Reproduce exactly the span of lines beginning at the one with "Output the text content of this document." and ending at the last line of the data below, omitting pictures.

--- Start INPUT RECORDS ---

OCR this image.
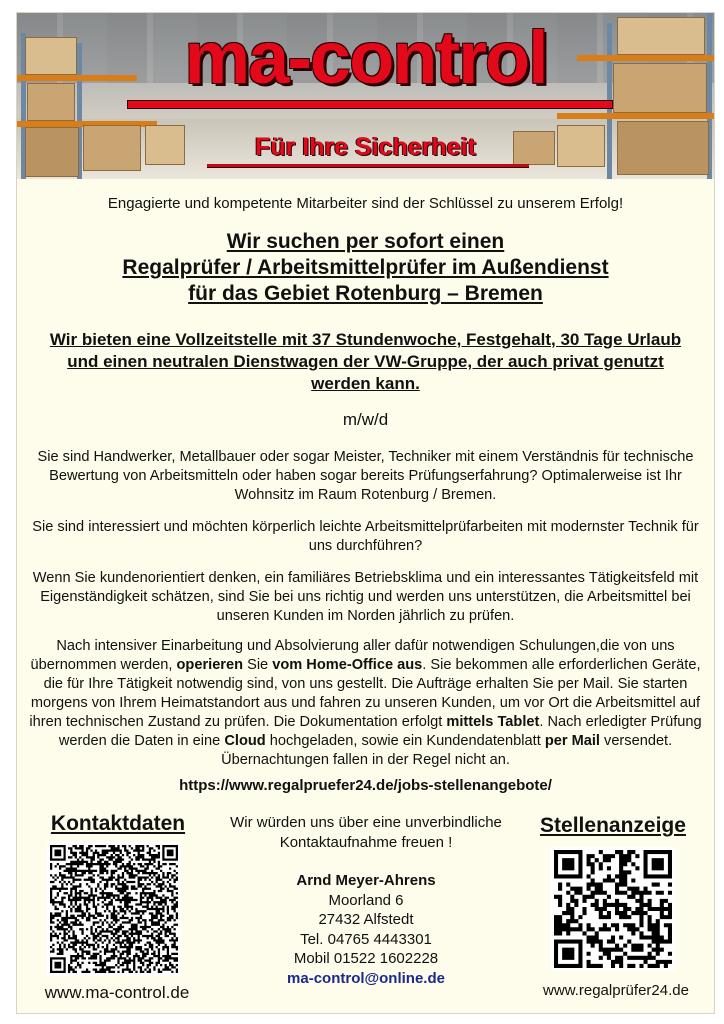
ma-control
Für Ihre Sicherheit
Engagierte und kompetente Mitarbeiter sind der Schlüssel zu unserem Erfolg!
Wir suchen per sofort einen
Regalprüfer / Arbeitsmittelprüfer im Außendienst
für das Gebiet Rotenburg – Bremen
Wir bieten eine Vollzeitstelle mit 37 Stundenwoche, Festgehalt, 30 Tage Urlaub und einen neutralen Dienstwagen der VW-Gruppe, der auch privat genutzt werden kann.
m/w/d
Sie sind Handwerker, Metallbauer oder sogar Meister, Techniker mit einem Verständnis für technische Bewertung von Arbeitsmitteln oder haben sogar bereits Prüfungserfahrung? Optimalerweise ist Ihr Wohnsitz im Raum Rotenburg / Bremen.
Sie sind interessiert und möchten körperlich leichte Arbeitsmittelprüfarbeiten mit modernster Technik für uns durchführen?
Wenn Sie kundenorientiert denken, ein familiäres Betriebsklima und ein interessantes Tätigkeitsfeld mit Eigenständigkeit schätzen, sind Sie bei uns richtig und werden uns unterstützen, die Arbeitsmittel bei unseren Kunden im Norden jährlich zu prüfen.
Nach intensiver Einarbeitung und Absolvierung aller dafür notwendigen Schulungen,die von uns übernommen werden, operieren Sie vom Home-Office aus. Sie bekommen alle erforderlichen Geräte, die für Ihre Tätigkeit notwendig sind, von uns gestellt. Die Aufträge erhalten Sie per Mail. Sie starten morgens von Ihrem Heimatstandort aus und fahren zu unseren Kunden, um vor Ort die Arbeitsmittel auf ihren technischen Zustand zu prüfen. Die Dokumentation erfolgt mittels Tablet. Nach erledigter Prüfung werden die Daten in eine Cloud hochgeladen, sowie ein Kundendatenblatt per Mail versendet. Übernachtungen fallen in der Regel nicht an.
https://www.regalpruefer24.de/jobs-stellenangebote/
Kontaktdaten
www.ma-control.de
Wir würden uns über eine unverbindliche
Kontaktaufnahme freuen !
Arnd Meyer-Ahrens
Moorland 6
27432 Alfstedt
Tel. 04765 4443301
Mobil 01522 1602228
ma-control@online.de
Stellenanzeige
www.regalprüfer24.de
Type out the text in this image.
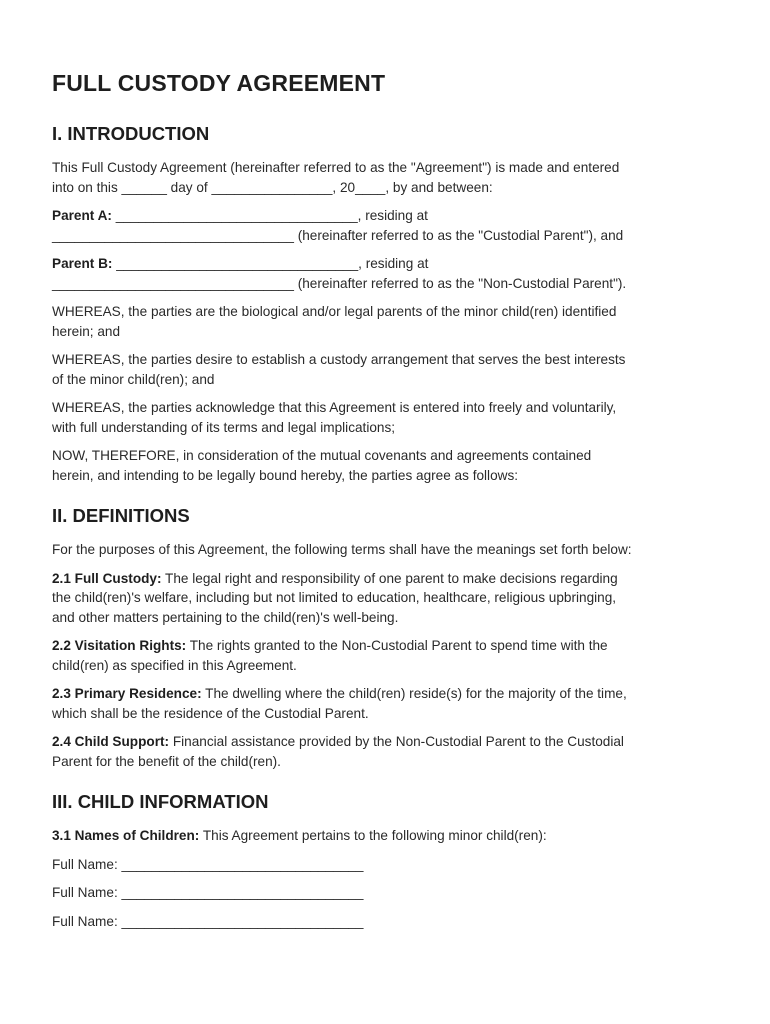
FULL CUSTODY AGREEMENT
I. INTRODUCTION

This Full Custody Agreement (hereinafter referred to as the "Agreement") is made and entered
into on this ______ day of ________________, 20____, by and between:

Parent A: ________________________________, residing at
________________________________ (hereinafter referred to as the "Custodial Parent"), and

Parent B: ________________________________, residing at
________________________________ (hereinafter referred to as the "Non-Custodial Parent").

WHEREAS, the parties are the biological and/or legal parents of the minor child(ren) identified
herein; and

WHEREAS, the parties desire to establish a custody arrangement that serves the best interests
of the minor child(ren); and

WHEREAS, the parties acknowledge that this Agreement is entered into freely and voluntarily,
with full understanding of its terms and legal implications;

NOW, THEREFORE, in consideration of the mutual covenants and agreements contained
herein, and intending to be legally bound hereby, the parties agree as follows:

II. DEFINITIONS

For the purposes of this Agreement, the following terms shall have the meanings set forth below:

2.1 Full Custody: The legal right and responsibility of one parent to make decisions regarding
the child(ren)'s welfare, including but not limited to education, healthcare, religious upbringing,
and other matters pertaining to the child(ren)'s well-being.

2.2 Visitation Rights: The rights granted to the Non-Custodial Parent to spend time with the
child(ren) as specified in this Agreement.

2.3 Primary Residence: The dwelling where the child(ren) reside(s) for the majority of the time,
which shall be the residence of the Custodial Parent.

2.4 Child Support: Financial assistance provided by the Non-Custodial Parent to the Custodial
Parent for the benefit of the child(ren).

III. CHILD INFORMATION

3.1 Names of Children: This Agreement pertains to the following minor child(ren):

Full Name: ________________________________

Full Name: ________________________________

Full Name: ________________________________
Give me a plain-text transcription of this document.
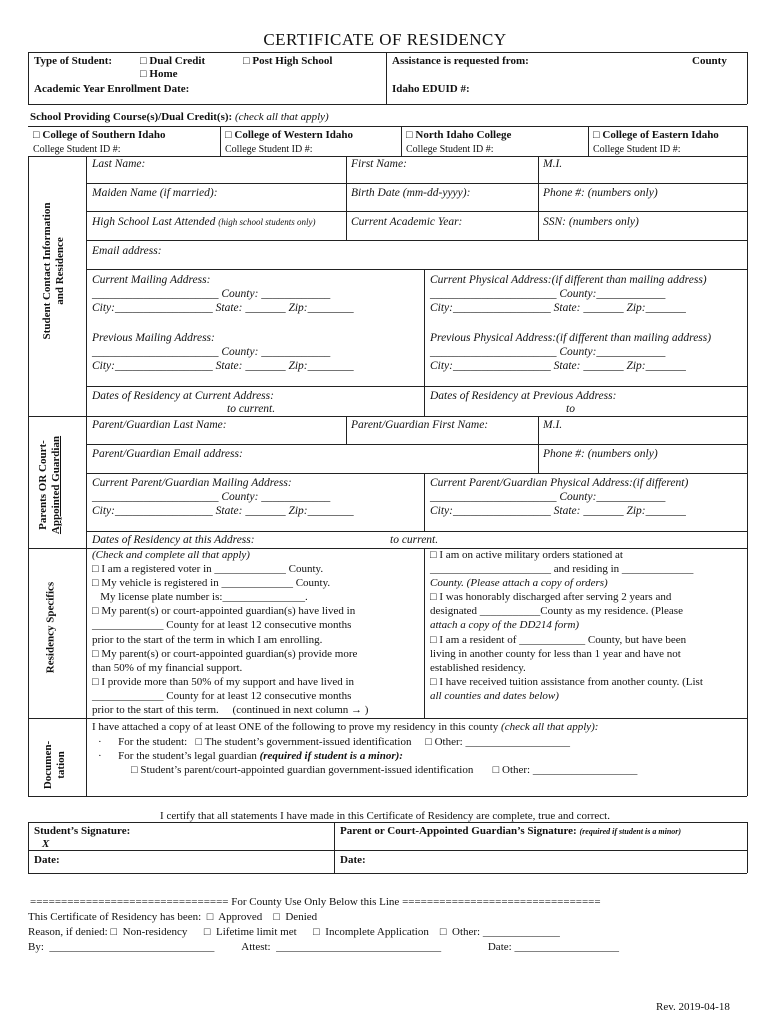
CERTIFICATE OF RESIDENCY
Type of Student:	□ Dual Credit
□ Home
□ Post High School
Academic Year Enrollment Date:
Assistance is requested from:	County
Idaho EDUID #:
School Providing Course(s)/Dual Credit(s): (check all that apply)
□ College of Southern Idaho
College Student ID #:
□ College of Western Idaho
College Student ID #:
□ North Idaho College
College Student ID #:
□ College of Eastern Idaho
College Student ID #:
Student Contact Information and Residence
Last Name:	First Name:	M.I.
Maiden Name (if married):	Birth Date (mm-dd-yyyy):	Phone #: (numbers only)
High School Last Attended (high school students only)	Current Academic Year:	SSN: (numbers only)
Email address:
Current Mailing Address:
______________________ County: ____________
City:_________________ State: _______ Zip:________
Current Physical Address:(if different than mailing address)
______________________ County:____________
City:_________________ State: _______ Zip:_______
Previous Mailing Address:
______________________ County: ____________
City:_________________ State: _______ Zip:________
Previous Physical Address:(if different than mailing address)
______________________ County:____________
City:_________________ State: _______ Zip:_______
Dates of Residency at Current Address:
to current.
Dates of Residency at Previous Address:
to
Parents OR Court- Appointed Guardian
Parent/Guardian Last Name:	Parent/Guardian First Name:	M.I.
Parent/Guardian Email address:	Phone #: (numbers only)
Current Parent/Guardian Mailing Address:
______________________ County: ____________
City:_________________ State: _______ Zip:________
Current Parent/Guardian Physical Address:(if different)
______________________ County:____________
City:_________________ State: _______ Zip:_______
Dates of Residency at this Address:	to current.
Residency Specifics
(Check and complete all that apply)
□ I am a registered voter in _____________ County.
□ My vehicle is registered in _____________ County.
My license plate number is:_______________.
□ My parent(s) or court-appointed guardian(s) have lived in
_____________ County for at least 12 consecutive months
prior to the start of the term in which I am enrolling.
□ My parent(s) or court-appointed guardian(s) provide more
than 50% of my financial support.
□ I provide more than 50% of my support and have lived in
_____________ County for at least 12 consecutive months
prior to the start of this term.     (continued in next column → )
□ I am on active military orders stationed at
______________________ and residing in _____________
County. (Please attach a copy of orders)
□ I was honorably discharged after serving 2 years and
designated ___________County as my residence. (Please
attach a copy of the DD214 form)
□ I am a resident of ____________ County, but have been
living in another county for less than 1 year and have not
established residency.
□ I have received tuition assistance from another county. (List
all counties and dates below)
Documen- tation
I have attached a copy of at least ONE of the following to prove my residency in this county (check all that apply):
·      For the student:   □ The student’s government-issued identification     □ Other: ___________________
·      For the student’s legal guardian (required if student is a minor):
□ Student’s parent/court-appointed guardian government-issued identification       □ Other: ___________________
I certify that all statements I have made in this Certificate of Residency are complete, true and correct.
Student’s Signature:
X
Parent or Court-Appointed Guardian’s Signature: (required if student is a minor)
Date:	Date:
================================ For County Use Only Below this Line ================================
This Certificate of Residency has been:  □  Approved    □  Denied
Reason, if denied: □  Non-residency      □  Lifetime limit met      □  Incomplete Application    □  Other: ______________
By:  ______________________________          Attest:  ______________________________                 Date: ___________________
Rev. 2019-04-18
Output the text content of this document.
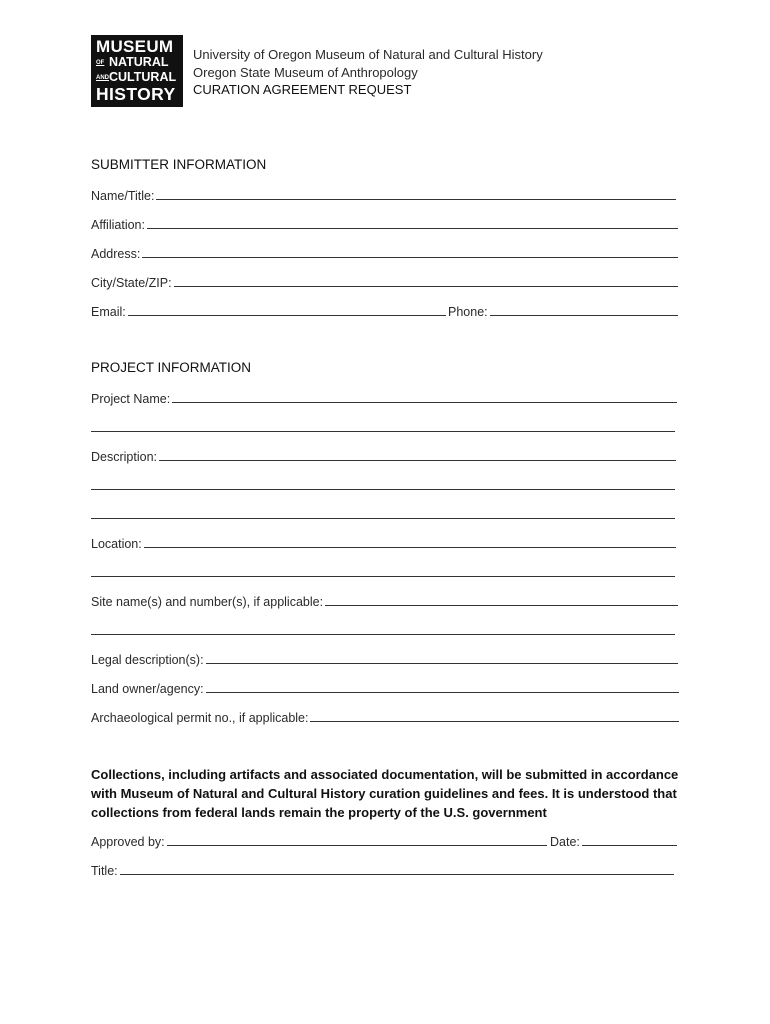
MUSEUM
OF NATURAL
ANDCULTURAL
HISTORY
University of Oregon Museum of Natural and Cultural History
Oregon State Museum of Anthropology
CURATION AGREEMENT REQUEST
SUBMITTER INFORMATION
Name/Title:
Affiliation:
Address:
City/State/ZIP:
Email:	Phone:
PROJECT INFORMATION
Project Name:
Description:
Location:
Site name(s) and number(s), if applicable:
Legal description(s):
Land owner/agency:
Archaeological permit no., if applicable:
Collections, including artifacts and associated documentation, will be submitted in accordance
with Museum of Natural and Cultural History curation guidelines and fees. It is understood that
collections from federal lands remain the property of the U.S. government
Approved by:	Date:
Title:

--- End INPUT RECORDS ---

THE RESULT
Output the text content of this document.
MUSEUM
OF NATURAL
ANDCULTURAL
HISTORY
University of Oregon Museum of Natural and Cultural History
Oregon State Museum of Anthropology
CURATION AGREEMENT REQUEST
SUBMITTER INFORMATION
Name/Title:
Affiliation:
Address:
City/State/ZIP:
Email:	Phone:
PROJECT INFORMATION
Project Name:
Description:
Location:
Site name(s) and number(s), if applicable:
Legal description(s):
Land owner/agency:
Archaeological permit no., if applicable:
Collections, including artifacts and associated documentation, will be submitted in accordance
with Museum of Natural and Cultural History curation guidelines and fees. It is understood that
collections from federal lands remain the property of the U.S. government
Approved by:	Date:
Title:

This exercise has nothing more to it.